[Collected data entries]
-- START --

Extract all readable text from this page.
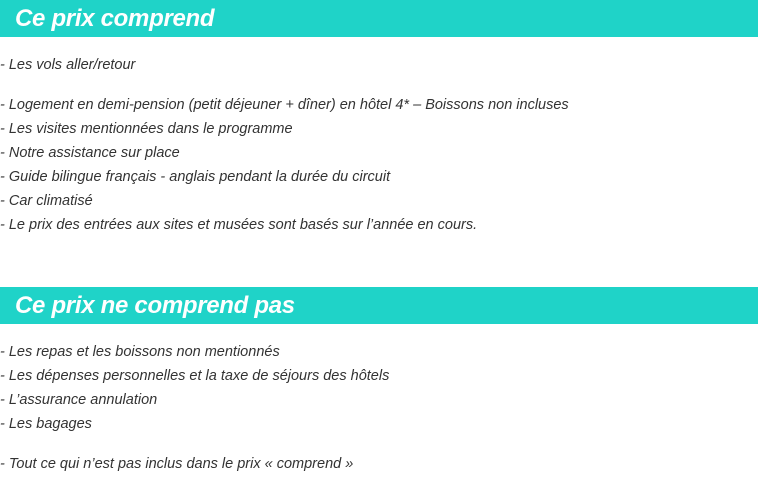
Ce prix comprend
- Les vols aller/retour
- Logement en demi-pension (petit déjeuner + dîner) en hôtel 4* – Boissons non incluses
- Les visites mentionnées dans le programme
- Notre assistance sur place
- Guide bilingue français - anglais pendant la durée du circuit
- Car climatisé
- Le prix des entrées aux sites et musées sont basés sur l’année en cours.
Ce prix ne comprend pas
- Les repas et les boissons non mentionnés
- Les dépenses personnelles et la taxe de séjours des hôtels
- L’assurance annulation
- Les bagages
- Tout ce qui n’est pas inclus dans le prix « comprend »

-- END --

*TASK REQUIREMENTS:* For the listing above, identify each line bearing "prix".

*THE REPLY:*
Ce prix comprend
- Le prix des entrées aux sites et musées sont basés sur l’année en cours.
Ce prix ne comprend pas
- Tout ce qui n’est pas inclus dans le prix « comprend »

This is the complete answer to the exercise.